WHAT THIS TASK INVOLVES: Print every entry exactly as written.

Stored dataset items:
┏━━

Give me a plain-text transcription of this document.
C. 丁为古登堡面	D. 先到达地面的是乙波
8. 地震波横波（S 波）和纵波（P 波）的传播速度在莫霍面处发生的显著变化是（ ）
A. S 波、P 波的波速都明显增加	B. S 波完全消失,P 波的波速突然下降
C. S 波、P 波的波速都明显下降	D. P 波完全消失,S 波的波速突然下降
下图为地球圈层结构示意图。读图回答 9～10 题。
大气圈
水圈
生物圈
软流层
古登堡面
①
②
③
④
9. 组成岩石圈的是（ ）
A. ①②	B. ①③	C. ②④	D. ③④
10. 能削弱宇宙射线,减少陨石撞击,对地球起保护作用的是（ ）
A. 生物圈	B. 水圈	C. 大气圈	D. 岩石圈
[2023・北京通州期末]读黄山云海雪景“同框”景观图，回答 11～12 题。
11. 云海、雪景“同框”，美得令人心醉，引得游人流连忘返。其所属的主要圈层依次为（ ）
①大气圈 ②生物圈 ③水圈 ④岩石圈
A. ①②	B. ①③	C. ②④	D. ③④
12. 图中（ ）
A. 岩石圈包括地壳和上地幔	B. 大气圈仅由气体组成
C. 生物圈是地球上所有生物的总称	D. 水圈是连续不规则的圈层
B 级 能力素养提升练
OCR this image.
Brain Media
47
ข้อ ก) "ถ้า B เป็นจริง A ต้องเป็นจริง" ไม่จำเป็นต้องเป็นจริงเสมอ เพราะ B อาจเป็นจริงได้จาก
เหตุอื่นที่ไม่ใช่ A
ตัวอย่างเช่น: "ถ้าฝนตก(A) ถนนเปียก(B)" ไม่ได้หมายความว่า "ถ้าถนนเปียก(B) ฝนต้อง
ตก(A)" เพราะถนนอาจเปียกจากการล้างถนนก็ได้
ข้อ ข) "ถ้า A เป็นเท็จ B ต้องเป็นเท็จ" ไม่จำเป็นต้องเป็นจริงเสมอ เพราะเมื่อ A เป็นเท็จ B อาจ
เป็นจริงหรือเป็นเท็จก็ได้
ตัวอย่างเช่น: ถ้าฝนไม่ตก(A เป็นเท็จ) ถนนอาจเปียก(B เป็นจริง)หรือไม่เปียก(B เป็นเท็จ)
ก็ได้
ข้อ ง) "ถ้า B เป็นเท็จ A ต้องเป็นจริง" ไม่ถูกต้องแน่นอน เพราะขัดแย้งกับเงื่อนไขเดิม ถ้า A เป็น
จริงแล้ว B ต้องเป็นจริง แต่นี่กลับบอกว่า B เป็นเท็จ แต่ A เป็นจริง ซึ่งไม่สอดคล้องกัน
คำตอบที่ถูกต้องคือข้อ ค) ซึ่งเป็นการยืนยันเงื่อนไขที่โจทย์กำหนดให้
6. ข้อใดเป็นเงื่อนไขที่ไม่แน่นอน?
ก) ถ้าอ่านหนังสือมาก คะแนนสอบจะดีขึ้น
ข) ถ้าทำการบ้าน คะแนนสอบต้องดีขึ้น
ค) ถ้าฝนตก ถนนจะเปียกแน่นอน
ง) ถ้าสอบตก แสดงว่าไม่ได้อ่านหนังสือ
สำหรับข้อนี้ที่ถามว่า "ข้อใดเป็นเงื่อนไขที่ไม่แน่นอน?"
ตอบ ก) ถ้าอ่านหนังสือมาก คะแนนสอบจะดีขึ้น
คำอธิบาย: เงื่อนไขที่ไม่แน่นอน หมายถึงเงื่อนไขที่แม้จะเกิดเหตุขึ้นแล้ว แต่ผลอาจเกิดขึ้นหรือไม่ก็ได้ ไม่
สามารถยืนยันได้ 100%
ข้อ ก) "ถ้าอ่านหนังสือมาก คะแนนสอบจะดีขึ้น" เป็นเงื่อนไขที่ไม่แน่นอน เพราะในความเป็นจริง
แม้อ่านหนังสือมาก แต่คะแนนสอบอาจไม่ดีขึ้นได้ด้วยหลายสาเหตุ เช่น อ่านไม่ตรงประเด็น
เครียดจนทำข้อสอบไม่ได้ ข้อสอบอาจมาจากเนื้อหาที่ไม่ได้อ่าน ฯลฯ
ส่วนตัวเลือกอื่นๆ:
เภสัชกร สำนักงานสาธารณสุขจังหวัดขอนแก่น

┗━━

EXPECTED ANSWER:
Give me a plain-text transcription of this document.
C. 丁为古登堡面	D. 先到达地面的是乙波
8. 地震波横波（S 波）和纵波（P 波）的传播速度在莫霍面处发生的显著变化是（ ）
A. S 波、P 波的波速都明显增加	B. S 波完全消失,P 波的波速突然下降
C. S 波、P 波的波速都明显下降	D. P 波完全消失,S 波的波速突然下降
下图为地球圈层结构示意图。读图回答 9～10 题。
大气圈
水圈
生物圈
软流层
古登堡面
①
②
③
④
9. 组成岩石圈的是（ ）
A. ①②	B. ①③	C. ②④	D. ③④
10. 能削弱宇宙射线,减少陨石撞击,对地球起保护作用的是（ ）
A. 生物圈	B. 水圈	C. 大气圈	D. 岩石圈
[2023・北京通州期末]读黄山云海雪景“同框”景观图，回答 11～12 题。
11. 云海、雪景“同框”，美得令人心醉，引得游人流连忘返。其所属的主要圈层依次为（ ）
①大气圈 ②生物圈 ③水圈 ④岩石圈
A. ①②	B. ①③	C. ②④	D. ③④
12. 图中（ ）
A. 岩石圈包括地壳和上地幔	B. 大气圈仅由气体组成
C. 生物圈是地球上所有生物的总称	D. 水圈是连续不规则的圈层
B 级 能力素养提升练
OCR this image.
Brain Media
47
ข้อ ก) "ถ้า B เป็นจริง A ต้องเป็นจริง" ไม่จำเป็นต้องเป็นจริงเสมอ เพราะ B อาจเป็นจริงได้จาก
เหตุอื่นที่ไม่ใช่ A
ตัวอย่างเช่น: "ถ้าฝนตก(A) ถนนเปียก(B)" ไม่ได้หมายความว่า "ถ้าถนนเปียก(B) ฝนต้อง
ตก(A)" เพราะถนนอาจเปียกจากการล้างถนนก็ได้
ข้อ ข) "ถ้า A เป็นเท็จ B ต้องเป็นเท็จ" ไม่จำเป็นต้องเป็นจริงเสมอ เพราะเมื่อ A เป็นเท็จ B อาจ
เป็นจริงหรือเป็นเท็จก็ได้
ตัวอย่างเช่น: ถ้าฝนไม่ตก(A เป็นเท็จ) ถนนอาจเปียก(B เป็นจริง)หรือไม่เปียก(B เป็นเท็จ)
ก็ได้
ข้อ ง) "ถ้า B เป็นเท็จ A ต้องเป็นจริง" ไม่ถูกต้องแน่นอน เพราะขัดแย้งกับเงื่อนไขเดิม ถ้า A เป็น
จริงแล้ว B ต้องเป็นจริง แต่นี่กลับบอกว่า B เป็นเท็จ แต่ A เป็นจริง ซึ่งไม่สอดคล้องกัน
คำตอบที่ถูกต้องคือข้อ ค) ซึ่งเป็นการยืนยันเงื่อนไขที่โจทย์กำหนดให้
6. ข้อใดเป็นเงื่อนไขที่ไม่แน่นอน?
ก) ถ้าอ่านหนังสือมาก คะแนนสอบจะดีขึ้น
ข) ถ้าทำการบ้าน คะแนนสอบต้องดีขึ้น
ค) ถ้าฝนตก ถนนจะเปียกแน่นอน
ง) ถ้าสอบตก แสดงว่าไม่ได้อ่านหนังสือ
สำหรับข้อนี้ที่ถามว่า "ข้อใดเป็นเงื่อนไขที่ไม่แน่นอน?"
ตอบ ก) ถ้าอ่านหนังสือมาก คะแนนสอบจะดีขึ้น
คำอธิบาย: เงื่อนไขที่ไม่แน่นอน หมายถึงเงื่อนไขที่แม้จะเกิดเหตุขึ้นแล้ว แต่ผลอาจเกิดขึ้นหรือไม่ก็ได้ ไม่
สามารถยืนยันได้ 100%
ข้อ ก) "ถ้าอ่านหนังสือมาก คะแนนสอบจะดีขึ้น" เป็นเงื่อนไขที่ไม่แน่นอน เพราะในความเป็นจริง
แม้อ่านหนังสือมาก แต่คะแนนสอบอาจไม่ดีขึ้นได้ด้วยหลายสาเหตุ เช่น อ่านไม่ตรงประเด็น
เครียดจนทำข้อสอบไม่ได้ ข้อสอบอาจมาจากเนื้อหาที่ไม่ได้อ่าน ฯลฯ
ส่วนตัวเลือกอื่นๆ:
เภสัชกร สำนักงานสาธารณสุขจังหวัดขอนแก่น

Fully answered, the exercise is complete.